Task instructions
In the entries below, some lines hold the string "icon"; please say how many, giving the number and nothing else.
+ + + +
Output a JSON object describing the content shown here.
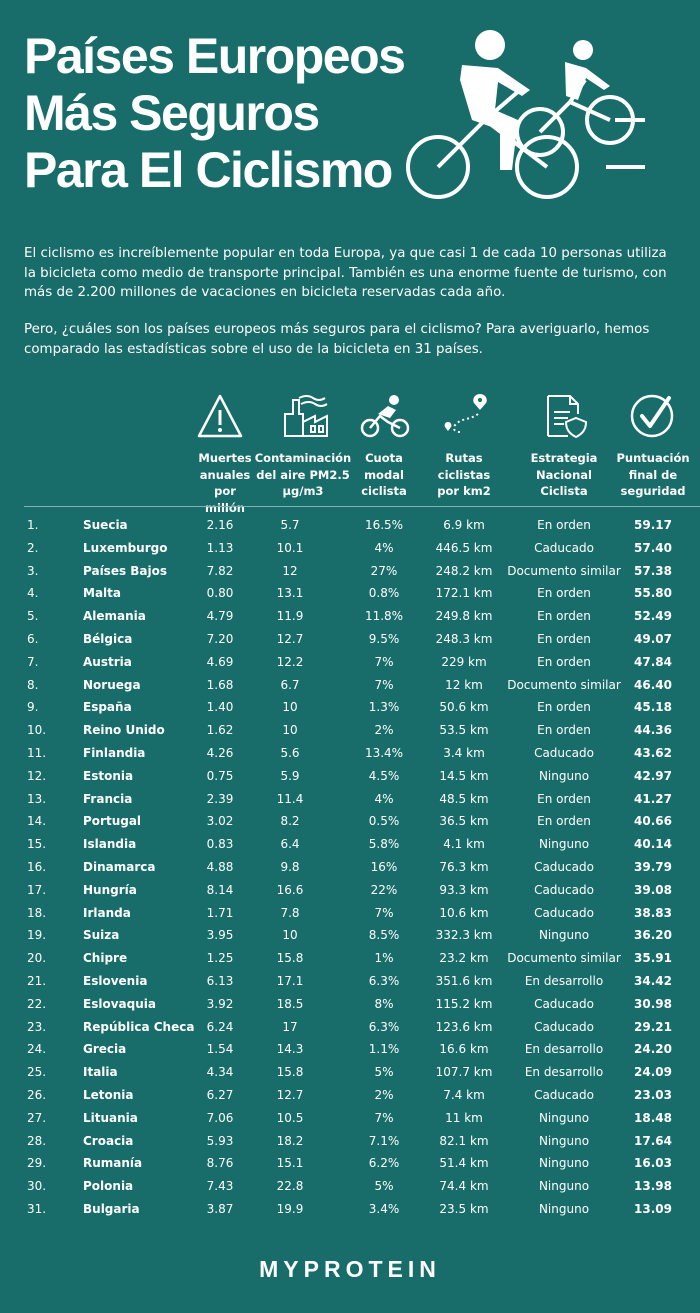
{
  "title_lines": [
    "Países Europeos",
    "Más Seguros",
    "Para El Ciclismo"
  ],
  "intro_paragraphs": [
    "El ciclismo es increíblemente popular en toda Europa, ya que casi 1 de cada 10 personas utiliza la bicicleta como medio de transporte principal. También es una enorme fuente de turismo, con más de 2.200 millones de vacaciones en bicicleta reservadas cada año.",
    "Pero, ¿cuáles son los países europeos más seguros para el ciclismo? Para averiguarlo, hemos comparado las estadísticas sobre el uso de la bicicleta en 31 países."
  ],
  "columns": [
    {
      "key": "deaths",
      "icon": "warning-icon",
      "lines": [
        "Muertes",
        "anuales por",
        "millón"
      ]
    },
    {
      "key": "pm25",
      "icon": "factory-icon",
      "lines": [
        "Contaminación",
        "del aire PM2.5",
        "µg/m3"
      ]
    },
    {
      "key": "share",
      "icon": "cyclist-icon",
      "lines": [
        "Cuota",
        "modal",
        "ciclista"
      ]
    },
    {
      "key": "routes",
      "icon": "route-icon",
      "lines": [
        "Rutas",
        "ciclistas",
        "por km2"
      ]
    },
    {
      "key": "strategy",
      "icon": "document-shield-icon",
      "lines": [
        "Estrategia",
        "Nacional",
        "Ciclista"
      ]
    },
    {
      "key": "score",
      "icon": "check-circle-icon",
      "lines": [
        "Puntuación",
        "final de",
        "seguridad"
      ]
    }
  ],
  "rows": [
    {
      "rank": "1.",
      "country": "Suecia",
      "deaths": "2.16",
      "pm25": "5.7",
      "share": "16.5%",
      "routes": "6.9 km",
      "strategy": "En orden",
      "score": "59.17"
    },
    {
      "rank": "2.",
      "country": "Luxemburgo",
      "deaths": "1.13",
      "pm25": "10.1",
      "share": "4%",
      "routes": "446.5 km",
      "strategy": "Caducado",
      "score": "57.40"
    },
    {
      "rank": "3.",
      "country": "Países Bajos",
      "deaths": "7.82",
      "pm25": "12",
      "share": "27%",
      "routes": "248.2 km",
      "strategy": "Documento similar",
      "score": "57.38"
    },
    {
      "rank": "4.",
      "country": "Malta",
      "deaths": "0.80",
      "pm25": "13.1",
      "share": "0.8%",
      "routes": "172.1 km",
      "strategy": "En orden",
      "score": "55.80"
    },
    {
      "rank": "5.",
      "country": "Alemania",
      "deaths": "4.79",
      "pm25": "11.9",
      "share": "11.8%",
      "routes": "249.8 km",
      "strategy": "En orden",
      "score": "52.49"
    },
    {
      "rank": "6.",
      "country": "Bélgica",
      "deaths": "7.20",
      "pm25": "12.7",
      "share": "9.5%",
      "routes": "248.3 km",
      "strategy": "En orden",
      "score": "49.07"
    },
    {
      "rank": "7.",
      "country": "Austria",
      "deaths": "4.69",
      "pm25": "12.2",
      "share": "7%",
      "routes": "229 km",
      "strategy": "En orden",
      "score": "47.84"
    },
    {
      "rank": "8.",
      "country": "Noruega",
      "deaths": "1.68",
      "pm25": "6.7",
      "share": "7%",
      "routes": "12 km",
      "strategy": "Documento similar",
      "score": "46.40"
    },
    {
      "rank": "9.",
      "country": "España",
      "deaths": "1.40",
      "pm25": "10",
      "share": "1.3%",
      "routes": "50.6 km",
      "strategy": "En orden",
      "score": "45.18"
    },
    {
      "rank": "10.",
      "country": "Reino Unido",
      "deaths": "1.62",
      "pm25": "10",
      "share": "2%",
      "routes": "53.5 km",
      "strategy": "En orden",
      "score": "44.36"
    },
    {
      "rank": "11.",
      "country": "Finlandia",
      "deaths": "4.26",
      "pm25": "5.6",
      "share": "13.4%",
      "routes": "3.4 km",
      "strategy": "Caducado",
      "score": "43.62"
    },
    {
      "rank": "12.",
      "country": "Estonia",
      "deaths": "0.75",
      "pm25": "5.9",
      "share": "4.5%",
      "routes": "14.5 km",
      "strategy": "Ninguno",
      "score": "42.97"
    },
    {
      "rank": "13.",
      "country": "Francia",
      "deaths": "2.39",
      "pm25": "11.4",
      "share": "4%",
      "routes": "48.5 km",
      "strategy": "En orden",
      "score": "41.27"
    },
    {
      "rank": "14.",
      "country": "Portugal",
      "deaths": "3.02",
      "pm25": "8.2",
      "share": "0.5%",
      "routes": "36.5 km",
      "strategy": "En orden",
      "score": "40.66"
    },
    {
      "rank": "15.",
      "country": "Islandia",
      "deaths": "0.83",
      "pm25": "6.4",
      "share": "5.8%",
      "routes": "4.1 km",
      "strategy": "Ninguno",
      "score": "40.14"
    },
    {
      "rank": "16.",
      "country": "Dinamarca",
      "deaths": "4.88",
      "pm25": "9.8",
      "share": "16%",
      "routes": "76.3 km",
      "strategy": "Caducado",
      "score": "39.79"
    },
    {
      "rank": "17.",
      "country": "Hungría",
      "deaths": "8.14",
      "pm25": "16.6",
      "share": "22%",
      "routes": "93.3 km",
      "strategy": "Caducado",
      "score": "39.08"
    },
    {
      "rank": "18.",
      "country": "Irlanda",
      "deaths": "1.71",
      "pm25": "7.8",
      "share": "7%",
      "routes": "10.6 km",
      "strategy": "Caducado",
      "score": "38.83"
    },
    {
      "rank": "19.",
      "country": "Suiza",
      "deaths": "3.95",
      "pm25": "10",
      "share": "8.5%",
      "routes": "332.3 km",
      "strategy": "Ninguno",
      "score": "36.20"
    },
    {
      "rank": "20.",
      "country": "Chipre",
      "deaths": "1.25",
      "pm25": "15.8",
      "share": "1%",
      "routes": "23.2 km",
      "strategy": "Documento similar",
      "score": "35.91"
    },
    {
      "rank": "21.",
      "country": "Eslovenia",
      "deaths": "6.13",
      "pm25": "17.1",
      "share": "6.3%",
      "routes": "351.6 km",
      "strategy": "En desarrollo",
      "score": "34.42"
    },
    {
      "rank": "22.",
      "country": "Eslovaquia",
      "deaths": "3.92",
      "pm25": "18.5",
      "share": "8%",
      "routes": "115.2 km",
      "strategy": "Caducado",
      "score": "30.98"
    },
    {
      "rank": "23.",
      "country": "República Checa",
      "deaths": "6.24",
      "pm25": "17",
      "share": "6.3%",
      "routes": "123.6 km",
      "strategy": "Caducado",
      "score": "29.21"
    },
    {
      "rank": "24.",
      "country": "Grecia",
      "deaths": "1.54",
      "pm25": "14.3",
      "share": "1.1%",
      "routes": "16.6 km",
      "strategy": "En desarrollo",
      "score": "24.20"
    },
    {
      "rank": "25.",
      "country": "Italia",
      "deaths": "4.34",
      "pm25": "15.8",
      "share": "5%",
      "routes": "107.7 km",
      "strategy": "En desarrollo",
      "score": "24.09"
    },
    {
      "rank": "26.",
      "country": "Letonia",
      "deaths": "6.27",
      "pm25": "12.7",
      "share": "2%",
      "routes": "7.4 km",
      "strategy": "Caducado",
      "score": "23.03"
    },
    {
      "rank": "27.",
      "country": "Lituania",
      "deaths": "7.06",
      "pm25": "10.5",
      "share": "7%",
      "routes": "11 km",
      "strategy": "Ninguno",
      "score": "18.48"
    },
    {
      "rank": "28.",
      "country": "Croacia",
      "deaths": "5.93",
      "pm25": "18.2",
      "share": "7.1%",
      "routes": "82.1 km",
      "strategy": "Ninguno",
      "score": "17.64"
    },
    {
      "rank": "29.",
      "country": "Rumanía",
      "deaths": "8.76",
      "pm25": "15.1",
      "share": "6.2%",
      "routes": "51.4 km",
      "strategy": "Ninguno",
      "score": "16.03"
    },
    {
      "rank": "30.",
      "country": "Polonia",
      "deaths": "7.43",
      "pm25": "22.8",
      "share": "5%",
      "routes": "74.4 km",
      "strategy": "Ninguno",
      "score": "13.98"
    },
    {
      "rank": "31.",
      "country": "Bulgaria",
      "deaths": "3.87",
      "pm25": "19.9",
      "share": "3.4%",
      "routes": "23.5 km",
      "strategy": "Ninguno",
      "score": "13.09"
    }
  ],
  "brand": "MYPROTEIN",
  "colors": {
    "background": "#186d6b",
    "text": "#ffffff",
    "rule": "#7fb3b0"
  }
}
+ + + +
Answer
6